Your goal - Images should be left out, and everything else in the listing reproduced exactly.

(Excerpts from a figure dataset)
■ ■ ■ ■ ■ ■ ■

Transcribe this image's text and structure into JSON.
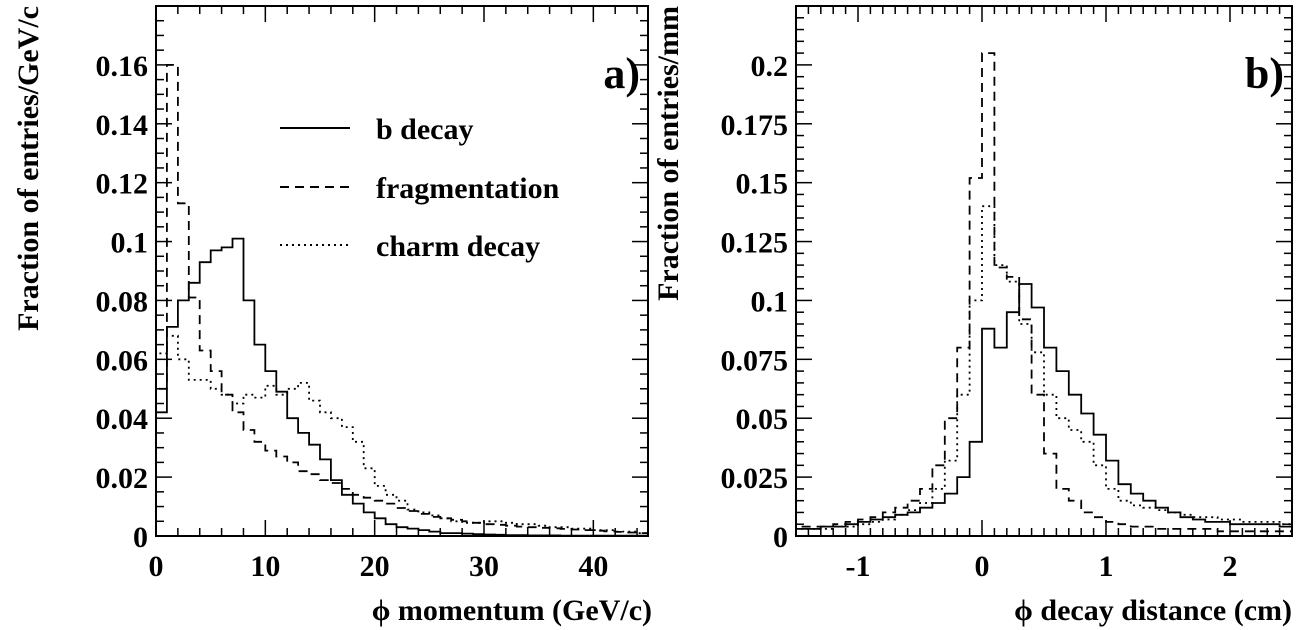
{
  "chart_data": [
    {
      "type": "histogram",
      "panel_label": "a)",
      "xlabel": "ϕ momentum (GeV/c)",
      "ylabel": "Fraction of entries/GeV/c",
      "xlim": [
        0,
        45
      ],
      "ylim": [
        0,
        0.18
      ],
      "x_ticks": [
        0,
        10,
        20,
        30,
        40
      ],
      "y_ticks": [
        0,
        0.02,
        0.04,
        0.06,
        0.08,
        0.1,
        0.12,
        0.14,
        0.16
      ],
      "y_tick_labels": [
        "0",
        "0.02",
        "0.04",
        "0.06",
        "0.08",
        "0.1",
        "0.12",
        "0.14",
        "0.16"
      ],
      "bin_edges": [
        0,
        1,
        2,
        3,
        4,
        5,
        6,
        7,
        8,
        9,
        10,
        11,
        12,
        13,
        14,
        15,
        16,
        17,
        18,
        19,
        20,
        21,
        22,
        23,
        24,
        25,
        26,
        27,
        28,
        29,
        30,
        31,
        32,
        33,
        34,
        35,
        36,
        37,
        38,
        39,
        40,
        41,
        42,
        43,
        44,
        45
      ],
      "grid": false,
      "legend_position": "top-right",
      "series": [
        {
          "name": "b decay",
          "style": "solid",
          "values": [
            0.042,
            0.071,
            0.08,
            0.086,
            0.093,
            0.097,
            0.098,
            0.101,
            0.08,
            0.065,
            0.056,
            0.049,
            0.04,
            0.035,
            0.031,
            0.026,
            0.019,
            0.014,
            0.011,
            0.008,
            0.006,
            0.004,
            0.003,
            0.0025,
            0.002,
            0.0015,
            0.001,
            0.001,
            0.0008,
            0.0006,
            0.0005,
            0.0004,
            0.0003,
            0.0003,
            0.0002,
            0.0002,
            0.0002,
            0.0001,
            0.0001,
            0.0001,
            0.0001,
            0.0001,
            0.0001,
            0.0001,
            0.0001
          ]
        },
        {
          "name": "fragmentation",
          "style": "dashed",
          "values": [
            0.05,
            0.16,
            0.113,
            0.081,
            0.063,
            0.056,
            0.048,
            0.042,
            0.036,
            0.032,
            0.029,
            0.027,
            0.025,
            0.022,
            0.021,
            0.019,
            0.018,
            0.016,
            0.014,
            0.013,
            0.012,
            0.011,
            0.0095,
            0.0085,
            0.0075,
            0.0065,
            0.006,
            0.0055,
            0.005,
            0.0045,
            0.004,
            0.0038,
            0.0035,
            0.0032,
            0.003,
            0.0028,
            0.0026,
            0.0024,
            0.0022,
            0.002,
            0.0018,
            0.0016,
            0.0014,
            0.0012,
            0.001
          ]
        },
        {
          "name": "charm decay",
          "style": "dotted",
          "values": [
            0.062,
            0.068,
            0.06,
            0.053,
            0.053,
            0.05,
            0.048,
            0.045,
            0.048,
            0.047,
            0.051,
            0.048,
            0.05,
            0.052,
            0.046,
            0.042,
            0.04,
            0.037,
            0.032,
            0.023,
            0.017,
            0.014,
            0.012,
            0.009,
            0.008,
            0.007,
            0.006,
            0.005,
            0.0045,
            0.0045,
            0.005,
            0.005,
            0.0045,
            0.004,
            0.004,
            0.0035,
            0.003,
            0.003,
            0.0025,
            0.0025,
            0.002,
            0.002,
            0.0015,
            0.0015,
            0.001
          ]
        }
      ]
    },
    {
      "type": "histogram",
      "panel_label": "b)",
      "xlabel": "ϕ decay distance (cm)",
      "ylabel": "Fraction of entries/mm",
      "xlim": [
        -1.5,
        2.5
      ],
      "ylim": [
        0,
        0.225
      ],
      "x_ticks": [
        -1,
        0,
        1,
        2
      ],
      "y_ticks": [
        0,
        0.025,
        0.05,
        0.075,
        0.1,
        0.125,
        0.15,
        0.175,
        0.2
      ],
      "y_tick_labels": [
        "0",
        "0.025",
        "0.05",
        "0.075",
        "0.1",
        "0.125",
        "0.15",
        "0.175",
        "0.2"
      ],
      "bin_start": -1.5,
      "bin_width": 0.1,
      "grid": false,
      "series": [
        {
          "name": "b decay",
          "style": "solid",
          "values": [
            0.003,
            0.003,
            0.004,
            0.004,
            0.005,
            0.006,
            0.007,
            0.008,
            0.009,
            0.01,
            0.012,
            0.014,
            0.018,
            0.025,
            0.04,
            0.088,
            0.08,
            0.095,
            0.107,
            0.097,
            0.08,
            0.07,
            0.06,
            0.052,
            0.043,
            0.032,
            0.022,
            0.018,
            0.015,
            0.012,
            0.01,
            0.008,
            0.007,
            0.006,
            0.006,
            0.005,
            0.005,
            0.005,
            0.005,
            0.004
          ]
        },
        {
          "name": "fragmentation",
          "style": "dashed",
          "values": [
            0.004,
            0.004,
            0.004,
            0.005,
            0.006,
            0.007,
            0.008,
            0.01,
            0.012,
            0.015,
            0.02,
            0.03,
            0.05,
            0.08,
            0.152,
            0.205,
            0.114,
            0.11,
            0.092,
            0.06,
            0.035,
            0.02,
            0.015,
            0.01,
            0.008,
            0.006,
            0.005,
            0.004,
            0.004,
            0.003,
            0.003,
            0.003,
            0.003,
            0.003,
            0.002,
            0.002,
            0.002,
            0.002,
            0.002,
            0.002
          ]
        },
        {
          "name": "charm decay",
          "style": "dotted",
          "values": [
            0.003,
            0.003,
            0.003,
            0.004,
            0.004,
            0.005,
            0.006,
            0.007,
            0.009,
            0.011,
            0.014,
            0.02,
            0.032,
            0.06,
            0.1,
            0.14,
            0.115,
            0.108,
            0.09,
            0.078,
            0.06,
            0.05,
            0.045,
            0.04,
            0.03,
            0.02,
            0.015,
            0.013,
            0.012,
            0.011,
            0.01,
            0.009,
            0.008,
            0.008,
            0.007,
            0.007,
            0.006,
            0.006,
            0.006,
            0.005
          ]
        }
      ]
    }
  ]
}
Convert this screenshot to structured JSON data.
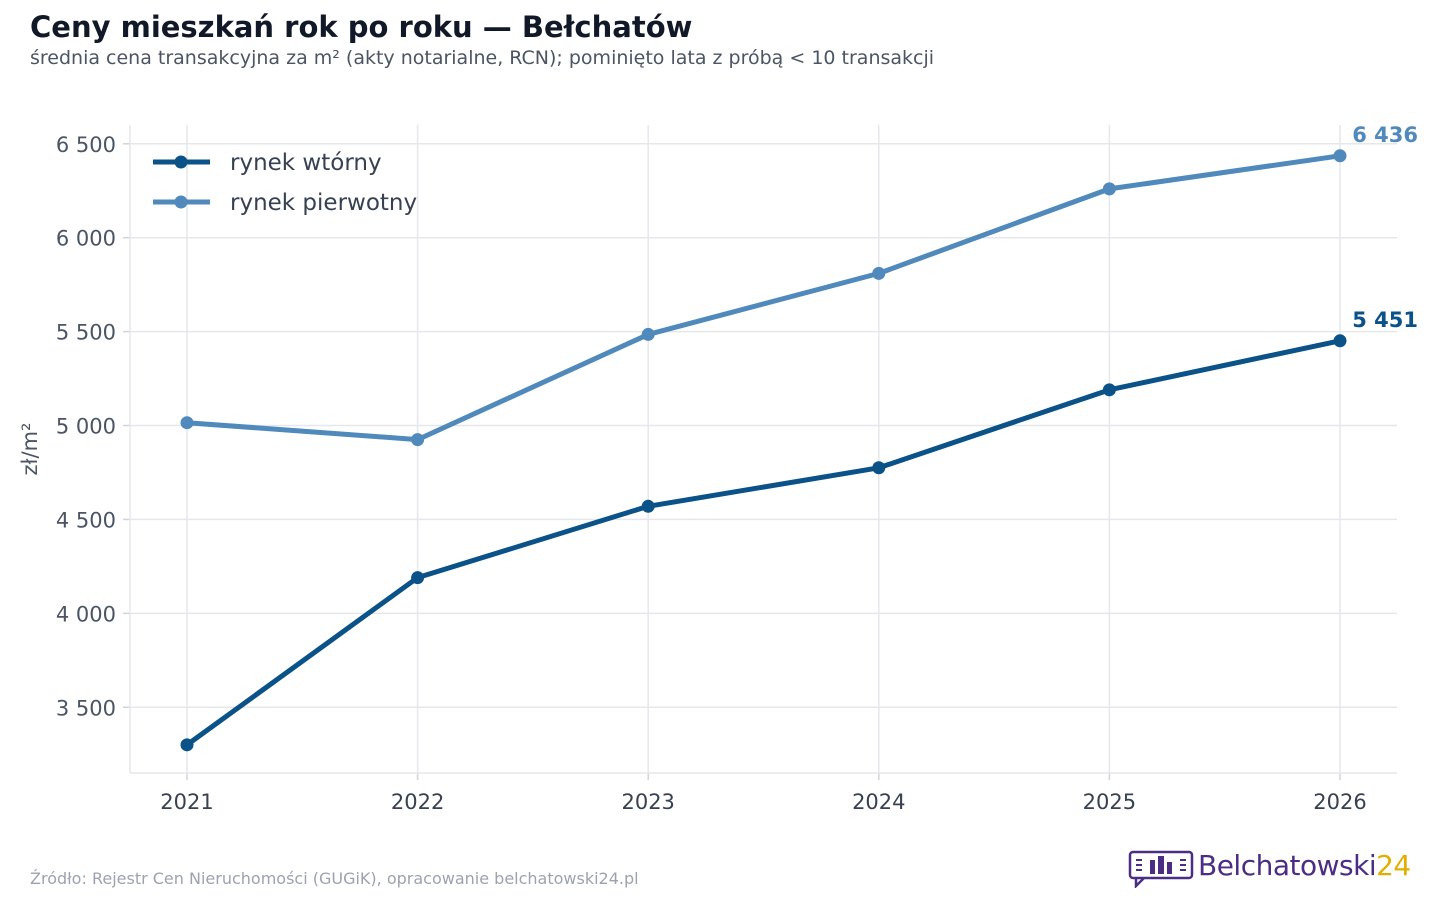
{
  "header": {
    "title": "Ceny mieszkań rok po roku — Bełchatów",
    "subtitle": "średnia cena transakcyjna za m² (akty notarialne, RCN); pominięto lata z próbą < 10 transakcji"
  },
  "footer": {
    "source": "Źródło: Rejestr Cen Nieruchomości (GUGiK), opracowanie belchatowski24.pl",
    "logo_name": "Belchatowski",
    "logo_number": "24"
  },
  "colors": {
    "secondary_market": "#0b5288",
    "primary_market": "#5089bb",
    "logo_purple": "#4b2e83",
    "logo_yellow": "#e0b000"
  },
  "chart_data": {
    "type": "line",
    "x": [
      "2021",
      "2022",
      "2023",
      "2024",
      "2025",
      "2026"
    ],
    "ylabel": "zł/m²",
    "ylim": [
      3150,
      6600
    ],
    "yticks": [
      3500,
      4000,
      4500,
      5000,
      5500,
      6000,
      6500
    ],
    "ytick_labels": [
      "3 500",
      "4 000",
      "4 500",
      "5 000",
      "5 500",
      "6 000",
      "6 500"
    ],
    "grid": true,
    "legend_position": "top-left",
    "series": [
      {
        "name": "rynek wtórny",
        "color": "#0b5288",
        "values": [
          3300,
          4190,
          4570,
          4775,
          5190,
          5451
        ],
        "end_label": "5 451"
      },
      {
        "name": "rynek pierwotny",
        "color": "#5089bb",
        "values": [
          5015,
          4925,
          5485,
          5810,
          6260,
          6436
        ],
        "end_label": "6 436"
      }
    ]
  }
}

■ ■ ■ ■ ■ ■ ■

Written response -
Transcribe this image's text and structure into JSON.
{
  "chart_data": [
    {
      "type": "histogram",
      "panel_label": "a)",
      "xlabel": "ϕ momentum (GeV/c)",
      "ylabel": "Fraction of entries/GeV/c",
      "xlim": [
        0,
        45
      ],
      "ylim": [
        0,
        0.18
      ],
      "x_ticks": [
        0,
        10,
        20,
        30,
        40
      ],
      "y_ticks": [
        0,
        0.02,
        0.04,
        0.06,
        0.08,
        0.1,
        0.12,
        0.14,
        0.16
      ],
      "y_tick_labels": [
        "0",
        "0.02",
        "0.04",
        "0.06",
        "0.08",
        "0.1",
        "0.12",
        "0.14",
        "0.16"
      ],
      "bin_edges": [
        0,
        1,
        2,
        3,
        4,
        5,
        6,
        7,
        8,
        9,
        10,
        11,
        12,
        13,
        14,
        15,
        16,
        17,
        18,
        19,
        20,
        21,
        22,
        23,
        24,
        25,
        26,
        27,
        28,
        29,
        30,
        31,
        32,
        33,
        34,
        35,
        36,
        37,
        38,
        39,
        40,
        41,
        42,
        43,
        44,
        45
      ],
      "grid": false,
      "legend_position": "top-right",
      "series": [
        {
          "name": "b decay",
          "style": "solid",
          "values": [
            0.042,
            0.071,
            0.08,
            0.086,
            0.093,
            0.097,
            0.098,
            0.101,
            0.08,
            0.065,
            0.056,
            0.049,
            0.04,
            0.035,
            0.031,
            0.026,
            0.019,
            0.014,
            0.011,
            0.008,
            0.006,
            0.004,
            0.003,
            0.0025,
            0.002,
            0.0015,
            0.001,
            0.001,
            0.0008,
            0.0006,
            0.0005,
            0.0004,
            0.0003,
            0.0003,
            0.0002,
            0.0002,
            0.0002,
            0.0001,
            0.0001,
            0.0001,
            0.0001,
            0.0001,
            0.0001,
            0.0001,
            0.0001
          ]
        },
        {
          "name": "fragmentation",
          "style": "dashed",
          "values": [
            0.05,
            0.16,
            0.113,
            0.081,
            0.063,
            0.056,
            0.048,
            0.042,
            0.036,
            0.032,
            0.029,
            0.027,
            0.025,
            0.022,
            0.021,
            0.019,
            0.018,
            0.016,
            0.014,
            0.013,
            0.012,
            0.011,
            0.0095,
            0.0085,
            0.0075,
            0.0065,
            0.006,
            0.0055,
            0.005,
            0.0045,
            0.004,
            0.0038,
            0.0035,
            0.0032,
            0.003,
            0.0028,
            0.0026,
            0.0024,
            0.0022,
            0.002,
            0.0018,
            0.0016,
            0.0014,
            0.0012,
            0.001
          ]
        },
        {
          "name": "charm decay",
          "style": "dotted",
          "values": [
            0.062,
            0.068,
            0.06,
            0.053,
            0.053,
            0.05,
            0.048,
            0.045,
            0.048,
            0.047,
            0.051,
            0.048,
            0.05,
            0.052,
            0.046,
            0.042,
            0.04,
            0.037,
            0.032,
            0.023,
            0.017,
            0.014,
            0.012,
            0.009,
            0.008,
            0.007,
            0.006,
            0.005,
            0.0045,
            0.0045,
            0.005,
            0.005,
            0.0045,
            0.004,
            0.004,
            0.0035,
            0.003,
            0.003,
            0.0025,
            0.0025,
            0.002,
            0.002,
            0.0015,
            0.0015,
            0.001
          ]
        }
      ]
    },
    {
      "type": "histogram",
      "panel_label": "b)",
      "xlabel": "ϕ decay distance (cm)",
      "ylabel": "Fraction of entries/mm",
      "xlim": [
        -1.5,
        2.5
      ],
      "ylim": [
        0,
        0.225
      ],
      "x_ticks": [
        -1,
        0,
        1,
        2
      ],
      "y_ticks": [
        0,
        0.025,
        0.05,
        0.075,
        0.1,
        0.125,
        0.15,
        0.175,
        0.2
      ],
      "y_tick_labels": [
        "0",
        "0.025",
        "0.05",
        "0.075",
        "0.1",
        "0.125",
        "0.15",
        "0.175",
        "0.2"
      ],
      "bin_start": -1.5,
      "bin_width": 0.1,
      "grid": false,
      "series": [
        {
          "name": "b decay",
          "style": "solid",
          "values": [
            0.003,
            0.003,
            0.004,
            0.004,
            0.005,
            0.006,
            0.007,
            0.008,
            0.009,
            0.01,
            0.012,
            0.014,
            0.018,
            0.025,
            0.04,
            0.088,
            0.08,
            0.095,
            0.107,
            0.097,
            0.08,
            0.07,
            0.06,
            0.052,
            0.043,
            0.032,
            0.022,
            0.018,
            0.015,
            0.012,
            0.01,
            0.008,
            0.007,
            0.006,
            0.006,
            0.005,
            0.005,
            0.005,
            0.005,
            0.004
          ]
        },
        {
          "name": "fragmentation",
          "style": "dashed",
          "values": [
            0.004,
            0.004,
            0.004,
            0.005,
            0.006,
            0.007,
            0.008,
            0.01,
            0.012,
            0.015,
            0.02,
            0.03,
            0.05,
            0.08,
            0.152,
            0.205,
            0.114,
            0.11,
            0.092,
            0.06,
            0.035,
            0.02,
            0.015,
            0.01,
            0.008,
            0.006,
            0.005,
            0.004,
            0.004,
            0.003,
            0.003,
            0.003,
            0.003,
            0.003,
            0.002,
            0.002,
            0.002,
            0.002,
            0.002,
            0.002
          ]
        },
        {
          "name": "charm decay",
          "style": "dotted",
          "values": [
            0.003,
            0.003,
            0.003,
            0.004,
            0.004,
            0.005,
            0.006,
            0.007,
            0.009,
            0.011,
            0.014,
            0.02,
            0.032,
            0.06,
            0.1,
            0.14,
            0.115,
            0.108,
            0.09,
            0.078,
            0.06,
            0.05,
            0.045,
            0.04,
            0.03,
            0.02,
            0.015,
            0.013,
            0.012,
            0.011,
            0.01,
            0.009,
            0.008,
            0.008,
            0.007,
            0.007,
            0.006,
            0.006,
            0.006,
            0.005
          ]
        }
      ]
    }
  ]
}
Convert this screenshot to structured JSON data.
{
  "header": {
    "title": "Ceny mieszkań rok po roku — Bełchatów",
    "subtitle": "średnia cena transakcyjna za m² (akty notarialne, RCN); pominięto lata z próbą < 10 transakcji"
  },
  "footer": {
    "source": "Źródło: Rejestr Cen Nieruchomości (GUGiK), opracowanie belchatowski24.pl",
    "logo_name": "Belchatowski",
    "logo_number": "24"
  },
  "colors": {
    "secondary_market": "#0b5288",
    "primary_market": "#5089bb",
    "logo_purple": "#4b2e83",
    "logo_yellow": "#e0b000"
  },
  "chart_data": {
    "type": "line",
    "x": [
      "2021",
      "2022",
      "2023",
      "2024",
      "2025",
      "2026"
    ],
    "ylabel": "zł/m²",
    "ylim": [
      3150,
      6600
    ],
    "yticks": [
      3500,
      4000,
      4500,
      5000,
      5500,
      6000,
      6500
    ],
    "ytick_labels": [
      "3 500",
      "4 000",
      "4 500",
      "5 000",
      "5 500",
      "6 000",
      "6 500"
    ],
    "grid": true,
    "legend_position": "top-left",
    "series": [
      {
        "name": "rynek wtórny",
        "color": "#0b5288",
        "values": [
          3300,
          4190,
          4570,
          4775,
          5190,
          5451
        ],
        "end_label": "5 451"
      },
      {
        "name": "rynek pierwotny",
        "color": "#5089bb",
        "values": [
          5015,
          4925,
          5485,
          5810,
          6260,
          6436
        ],
        "end_label": "6 436"
      }
    ]
  }
}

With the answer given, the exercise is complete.